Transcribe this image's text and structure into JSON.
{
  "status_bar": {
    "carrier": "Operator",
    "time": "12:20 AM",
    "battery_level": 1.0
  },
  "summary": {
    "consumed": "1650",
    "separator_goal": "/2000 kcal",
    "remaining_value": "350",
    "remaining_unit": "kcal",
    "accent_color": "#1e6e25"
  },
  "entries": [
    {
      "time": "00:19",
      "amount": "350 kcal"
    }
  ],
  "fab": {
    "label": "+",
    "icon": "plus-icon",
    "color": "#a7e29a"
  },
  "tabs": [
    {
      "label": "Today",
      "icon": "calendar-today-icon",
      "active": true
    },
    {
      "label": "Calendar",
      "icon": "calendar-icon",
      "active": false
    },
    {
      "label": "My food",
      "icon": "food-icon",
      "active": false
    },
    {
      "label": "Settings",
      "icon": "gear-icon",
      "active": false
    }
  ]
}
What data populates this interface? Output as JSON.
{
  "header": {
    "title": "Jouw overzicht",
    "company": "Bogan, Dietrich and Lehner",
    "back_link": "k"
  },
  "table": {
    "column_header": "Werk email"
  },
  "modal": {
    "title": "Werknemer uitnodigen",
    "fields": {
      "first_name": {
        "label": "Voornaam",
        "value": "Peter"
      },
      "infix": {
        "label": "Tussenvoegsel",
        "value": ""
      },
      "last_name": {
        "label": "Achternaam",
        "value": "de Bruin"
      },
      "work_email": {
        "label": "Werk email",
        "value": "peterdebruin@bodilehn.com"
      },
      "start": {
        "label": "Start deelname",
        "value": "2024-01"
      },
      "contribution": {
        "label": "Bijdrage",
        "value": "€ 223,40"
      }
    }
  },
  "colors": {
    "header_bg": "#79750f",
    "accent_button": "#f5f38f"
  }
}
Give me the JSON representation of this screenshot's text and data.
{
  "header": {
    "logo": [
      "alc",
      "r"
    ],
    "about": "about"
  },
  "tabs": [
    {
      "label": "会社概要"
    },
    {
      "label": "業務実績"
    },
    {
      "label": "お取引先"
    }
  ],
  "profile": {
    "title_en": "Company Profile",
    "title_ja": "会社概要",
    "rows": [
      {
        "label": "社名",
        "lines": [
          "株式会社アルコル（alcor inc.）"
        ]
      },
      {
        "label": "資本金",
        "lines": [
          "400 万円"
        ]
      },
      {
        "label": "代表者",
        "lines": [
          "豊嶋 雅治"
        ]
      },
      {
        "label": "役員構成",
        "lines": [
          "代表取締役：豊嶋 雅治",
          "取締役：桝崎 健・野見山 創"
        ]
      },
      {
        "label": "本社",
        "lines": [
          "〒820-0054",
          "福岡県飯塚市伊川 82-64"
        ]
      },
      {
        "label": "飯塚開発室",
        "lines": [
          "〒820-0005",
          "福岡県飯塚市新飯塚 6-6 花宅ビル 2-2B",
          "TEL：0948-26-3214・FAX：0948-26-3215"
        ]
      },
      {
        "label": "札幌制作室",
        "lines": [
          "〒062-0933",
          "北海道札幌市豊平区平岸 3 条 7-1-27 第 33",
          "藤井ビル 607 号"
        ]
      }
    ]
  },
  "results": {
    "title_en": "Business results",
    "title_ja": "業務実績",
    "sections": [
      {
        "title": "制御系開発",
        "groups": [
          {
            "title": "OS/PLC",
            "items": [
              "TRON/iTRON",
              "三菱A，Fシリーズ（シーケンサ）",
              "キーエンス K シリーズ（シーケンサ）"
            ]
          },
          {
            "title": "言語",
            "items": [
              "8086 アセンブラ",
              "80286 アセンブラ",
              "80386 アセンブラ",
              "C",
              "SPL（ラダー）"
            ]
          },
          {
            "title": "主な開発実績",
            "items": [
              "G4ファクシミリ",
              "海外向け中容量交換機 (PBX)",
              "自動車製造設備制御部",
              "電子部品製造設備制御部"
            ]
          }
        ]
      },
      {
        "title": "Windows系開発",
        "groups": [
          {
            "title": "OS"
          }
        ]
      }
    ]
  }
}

§ Work instructions
Print every record exactly as it was given.

§ Final answer
Transcribe this image's text and structure into JSON.
{
  "status_bar": {
    "carrier": "Operator",
    "time": "12:20 AM",
    "battery_level": 1.0
  },
  "summary": {
    "consumed": "1650",
    "separator_goal": "/2000 kcal",
    "remaining_value": "350",
    "remaining_unit": "kcal",
    "accent_color": "#1e6e25"
  },
  "entries": [
    {
      "time": "00:19",
      "amount": "350 kcal"
    }
  ],
  "fab": {
    "label": "+",
    "icon": "plus-icon",
    "color": "#a7e29a"
  },
  "tabs": [
    {
      "label": "Today",
      "icon": "calendar-today-icon",
      "active": true
    },
    {
      "label": "Calendar",
      "icon": "calendar-icon",
      "active": false
    },
    {
      "label": "My food",
      "icon": "food-icon",
      "active": false
    },
    {
      "label": "Settings",
      "icon": "gear-icon",
      "active": false
    }
  ]
}
What data populates this interface? Output as JSON.
{
  "header": {
    "title": "Jouw overzicht",
    "company": "Bogan, Dietrich and Lehner",
    "back_link": "k"
  },
  "table": {
    "column_header": "Werk email"
  },
  "modal": {
    "title": "Werknemer uitnodigen",
    "fields": {
      "first_name": {
        "label": "Voornaam",
        "value": "Peter"
      },
      "infix": {
        "label": "Tussenvoegsel",
        "value": ""
      },
      "last_name": {
        "label": "Achternaam",
        "value": "de Bruin"
      },
      "work_email": {
        "label": "Werk email",
        "value": "peterdebruin@bodilehn.com"
      },
      "start": {
        "label": "Start deelname",
        "value": "2024-01"
      },
      "contribution": {
        "label": "Bijdrage",
        "value": "€ 223,40"
      }
    }
  },
  "colors": {
    "header_bg": "#79750f",
    "accent_button": "#f5f38f"
  }
}
Give me the JSON representation of this screenshot's text and data.
{
  "header": {
    "logo": [
      "alc",
      "r"
    ],
    "about": "about"
  },
  "tabs": [
    {
      "label": "会社概要"
    },
    {
      "label": "業務実績"
    },
    {
      "label": "お取引先"
    }
  ],
  "profile": {
    "title_en": "Company Profile",
    "title_ja": "会社概要",
    "rows": [
      {
        "label": "社名",
        "lines": [
          "株式会社アルコル（alcor inc.）"
        ]
      },
      {
        "label": "資本金",
        "lines": [
          "400 万円"
        ]
      },
      {
        "label": "代表者",
        "lines": [
          "豊嶋 雅治"
        ]
      },
      {
        "label": "役員構成",
        "lines": [
          "代表取締役：豊嶋 雅治",
          "取締役：桝崎 健・野見山 創"
        ]
      },
      {
        "label": "本社",
        "lines": [
          "〒820-0054",
          "福岡県飯塚市伊川 82-64"
        ]
      },
      {
        "label": "飯塚開発室",
        "lines": [
          "〒820-0005",
          "福岡県飯塚市新飯塚 6-6 花宅ビル 2-2B",
          "TEL：0948-26-3214・FAX：0948-26-3215"
        ]
      },
      {
        "label": "札幌制作室",
        "lines": [
          "〒062-0933",
          "北海道札幌市豊平区平岸 3 条 7-1-27 第 33",
          "藤井ビル 607 号"
        ]
      }
    ]
  },
  "results": {
    "title_en": "Business results",
    "title_ja": "業務実績",
    "sections": [
      {
        "title": "制御系開発",
        "groups": [
          {
            "title": "OS/PLC",
            "items": [
              "TRON/iTRON",
              "三菱A，Fシリーズ（シーケンサ）",
              "キーエンス K シリーズ（シーケンサ）"
            ]
          },
          {
            "title": "言語",
            "items": [
              "8086 アセンブラ",
              "80286 アセンブラ",
              "80386 アセンブラ",
              "C",
              "SPL（ラダー）"
            ]
          },
          {
            "title": "主な開発実績",
            "items": [
              "G4ファクシミリ",
              "海外向け中容量交換機 (PBX)",
              "自動車製造設備制御部",
              "電子部品製造設備制御部"
            ]
          }
        ]
      },
      {
        "title": "Windows系開発",
        "groups": [
          {
            "title": "OS"
          }
        ]
      }
    ]
  }
}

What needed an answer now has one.